** WHAT THIS TASK INVOLVES **
Copy out all lines that carry the word "一是要透彻理解诗文的内容".

** START **

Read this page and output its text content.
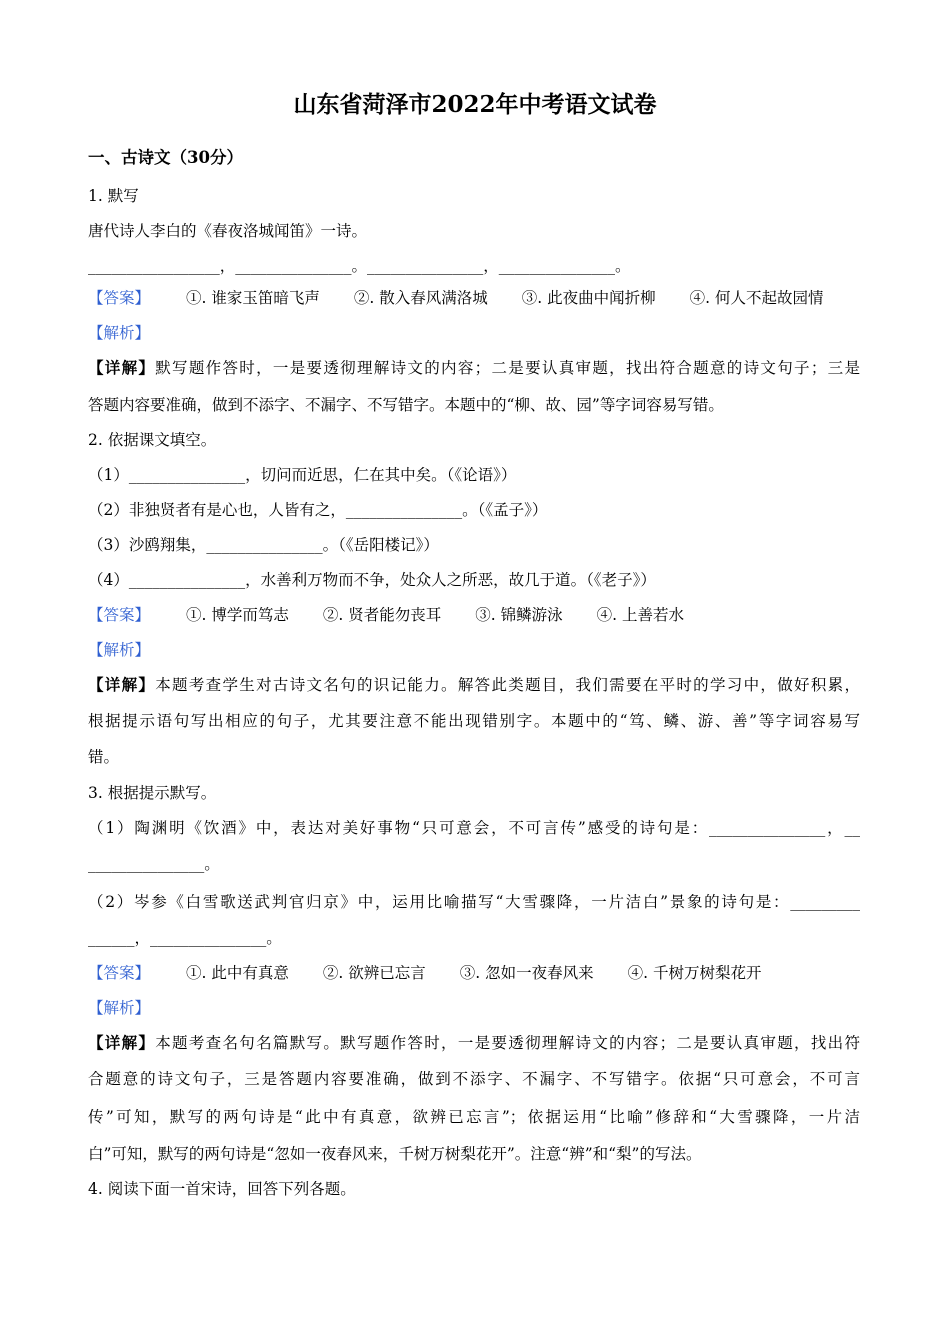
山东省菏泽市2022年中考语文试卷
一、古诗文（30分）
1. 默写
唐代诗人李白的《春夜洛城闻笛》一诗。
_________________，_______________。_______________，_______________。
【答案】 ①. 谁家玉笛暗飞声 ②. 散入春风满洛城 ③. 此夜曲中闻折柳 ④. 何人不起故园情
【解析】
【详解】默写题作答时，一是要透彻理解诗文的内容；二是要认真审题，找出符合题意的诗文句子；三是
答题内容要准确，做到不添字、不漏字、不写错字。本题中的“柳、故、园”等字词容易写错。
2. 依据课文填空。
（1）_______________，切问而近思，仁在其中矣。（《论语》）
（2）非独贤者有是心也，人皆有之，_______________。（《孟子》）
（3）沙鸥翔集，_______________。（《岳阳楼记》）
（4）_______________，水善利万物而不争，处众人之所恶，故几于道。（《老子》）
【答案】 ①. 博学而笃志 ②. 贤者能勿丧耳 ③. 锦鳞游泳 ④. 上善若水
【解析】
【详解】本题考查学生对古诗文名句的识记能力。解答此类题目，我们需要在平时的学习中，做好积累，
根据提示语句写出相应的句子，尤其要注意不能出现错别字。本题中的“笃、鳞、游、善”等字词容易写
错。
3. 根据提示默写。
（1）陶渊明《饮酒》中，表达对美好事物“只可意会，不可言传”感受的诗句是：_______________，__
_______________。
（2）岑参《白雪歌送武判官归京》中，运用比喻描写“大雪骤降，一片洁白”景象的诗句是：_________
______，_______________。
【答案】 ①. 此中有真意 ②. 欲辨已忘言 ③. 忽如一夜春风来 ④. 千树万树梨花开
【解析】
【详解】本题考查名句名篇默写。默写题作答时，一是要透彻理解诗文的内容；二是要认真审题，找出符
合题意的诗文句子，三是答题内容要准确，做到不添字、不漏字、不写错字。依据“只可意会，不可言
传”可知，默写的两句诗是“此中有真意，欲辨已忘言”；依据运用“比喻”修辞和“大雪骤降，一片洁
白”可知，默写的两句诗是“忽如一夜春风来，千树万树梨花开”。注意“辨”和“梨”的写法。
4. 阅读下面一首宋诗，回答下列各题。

** END **
** START **

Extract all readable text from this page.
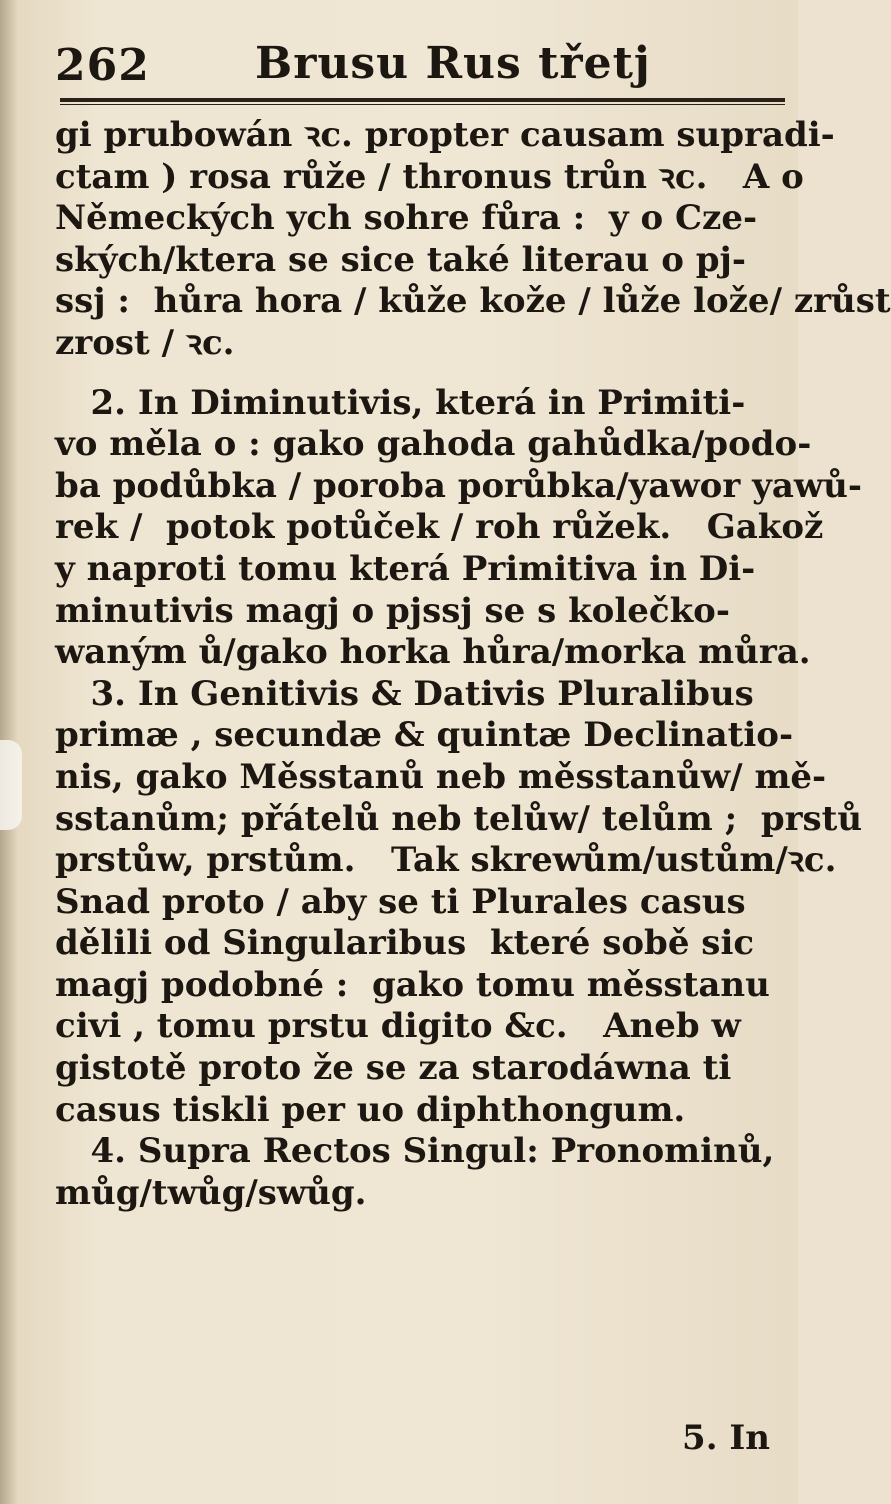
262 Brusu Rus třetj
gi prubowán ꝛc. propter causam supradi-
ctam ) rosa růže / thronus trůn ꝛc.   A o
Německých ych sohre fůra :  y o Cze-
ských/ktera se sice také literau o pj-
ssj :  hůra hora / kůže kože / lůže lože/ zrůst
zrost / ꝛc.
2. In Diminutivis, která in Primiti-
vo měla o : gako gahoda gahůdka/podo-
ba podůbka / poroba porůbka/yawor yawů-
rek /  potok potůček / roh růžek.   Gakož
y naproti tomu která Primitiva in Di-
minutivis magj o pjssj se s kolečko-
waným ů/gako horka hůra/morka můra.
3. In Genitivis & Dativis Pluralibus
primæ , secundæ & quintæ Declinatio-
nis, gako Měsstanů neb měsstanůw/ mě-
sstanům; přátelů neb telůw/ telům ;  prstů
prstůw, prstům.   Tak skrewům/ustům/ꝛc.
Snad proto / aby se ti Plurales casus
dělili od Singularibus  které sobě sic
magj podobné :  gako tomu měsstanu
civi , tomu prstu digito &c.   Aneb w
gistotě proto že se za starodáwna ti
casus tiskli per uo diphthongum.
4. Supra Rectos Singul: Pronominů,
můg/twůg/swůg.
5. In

** END **

** ANSWER FOR THIS EXERCISE **
【详解】默写题作答时，一是要透彻理解诗文的内容；二是要认真审题，找出符合题意的诗文句子；三是
【详解】本题考查名句名篇默写。默写题作答时，一是要透彻理解诗文的内容；二是要认真审题，找出符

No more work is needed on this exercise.